## Problem
Restate each of the lines below word for word and drop every picture.

## Input rows
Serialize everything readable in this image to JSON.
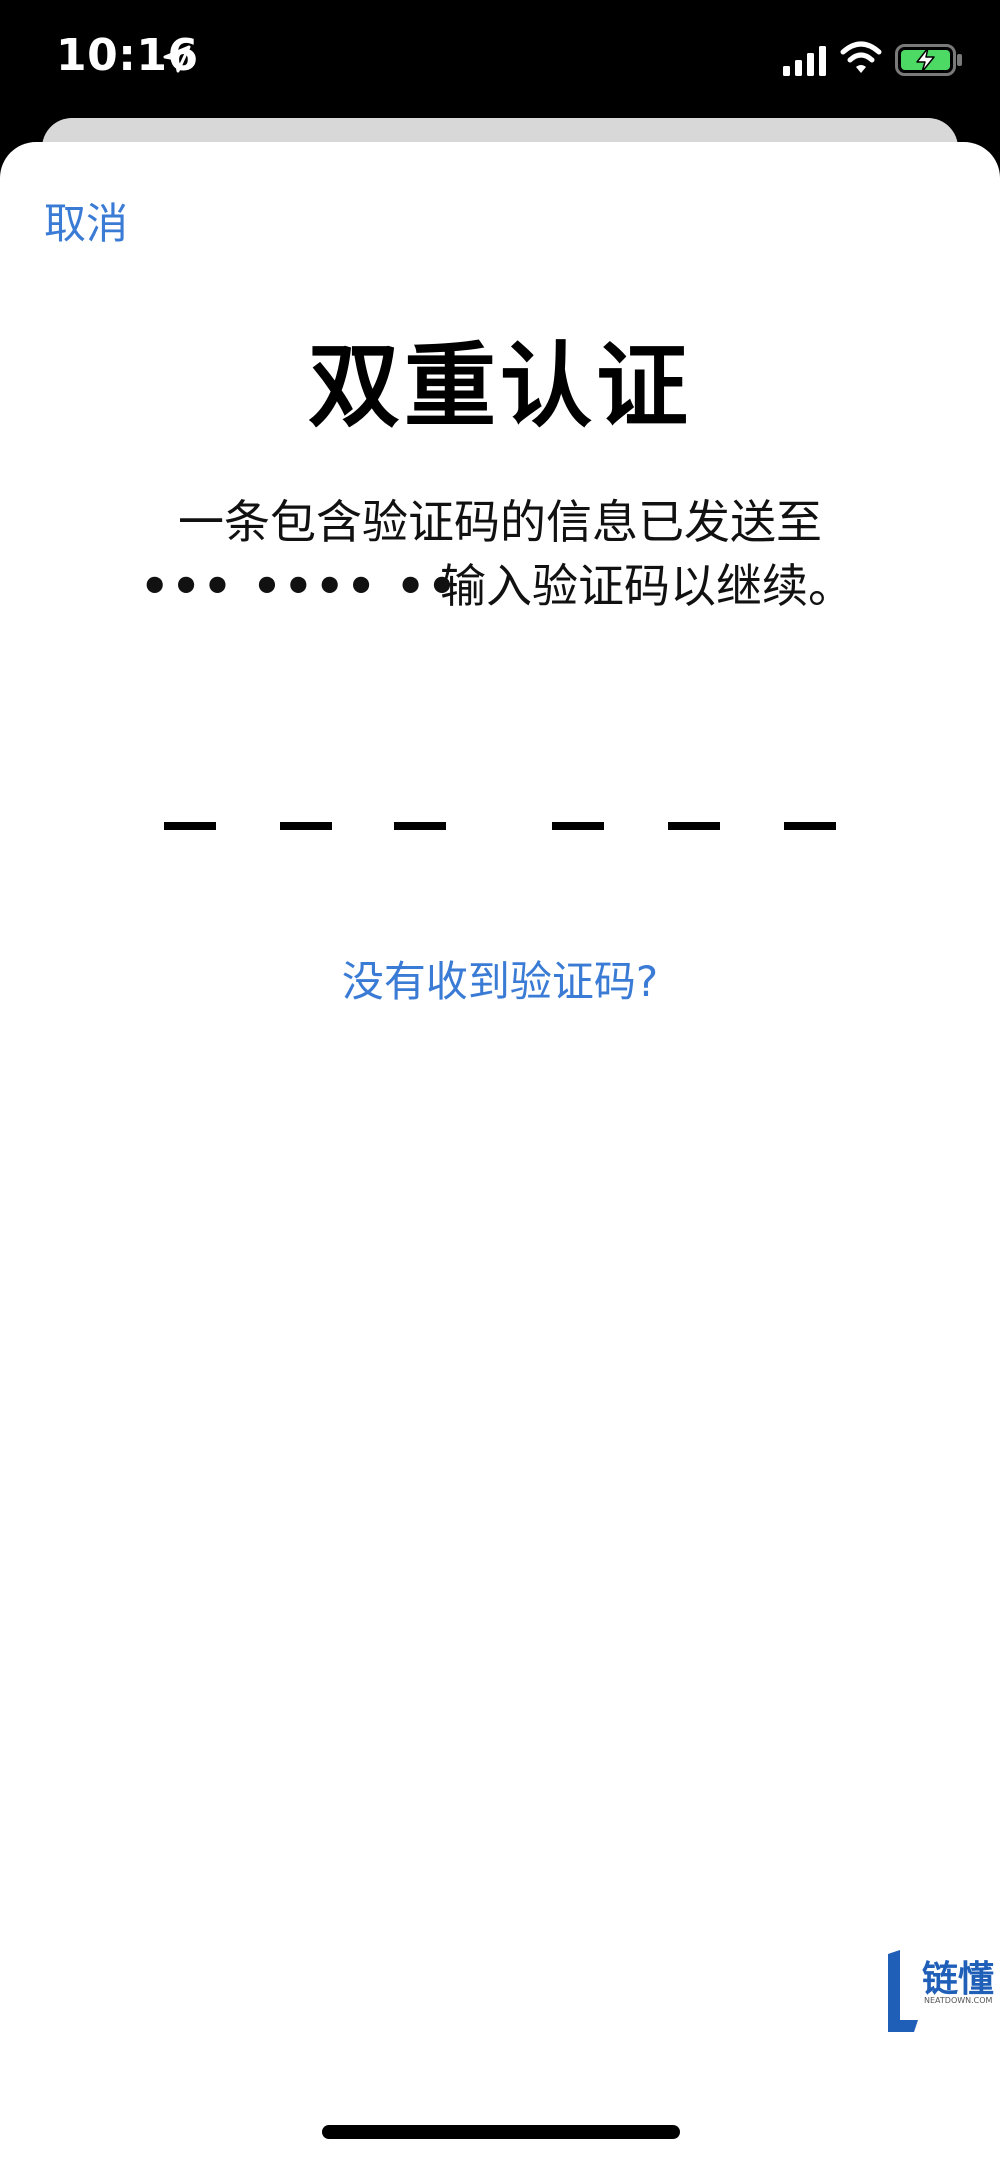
{
  "status_bar": {
    "time": "10:16"
  },
  "header": {
    "cancel_label": "取消"
  },
  "main": {
    "title": "双重认证",
    "description_line1": "一条包含验证码的信息已发送至",
    "masked_phone": "••• •••• ••",
    "description_line2": "输入验证码以继续。",
    "code_slots": 6,
    "code_value": "",
    "resend_label": "没有收到验证码?"
  },
  "watermark": {
    "brand": "链懂",
    "sub": "NEATDOWN.COM"
  },
  "colors": {
    "accent": "#3a7bd5",
    "background": "#ffffff",
    "status_bar": "#000000",
    "battery": "#4cd964"
  },
  "icons": [
    "location-icon",
    "signal-icon",
    "wifi-icon",
    "battery-charging-icon"
  ]
}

## Complete response
Serialize everything readable in this image to JSON.
{
  "status_bar": {
    "time": "10:16"
  },
  "header": {
    "cancel_label": "取消"
  },
  "main": {
    "title": "双重认证",
    "description_line1": "一条包含验证码的信息已发送至",
    "masked_phone": "••• •••• ••",
    "description_line2": "输入验证码以继续。",
    "code_slots": 6,
    "code_value": "",
    "resend_label": "没有收到验证码?"
  },
  "watermark": {
    "brand": "链懂",
    "sub": "NEATDOWN.COM"
  },
  "colors": {
    "accent": "#3a7bd5",
    "background": "#ffffff",
    "status_bar": "#000000",
    "battery": "#4cd964"
  },
  "icons": [
    "location-icon",
    "signal-icon",
    "wifi-icon",
    "battery-charging-icon"
  ]
}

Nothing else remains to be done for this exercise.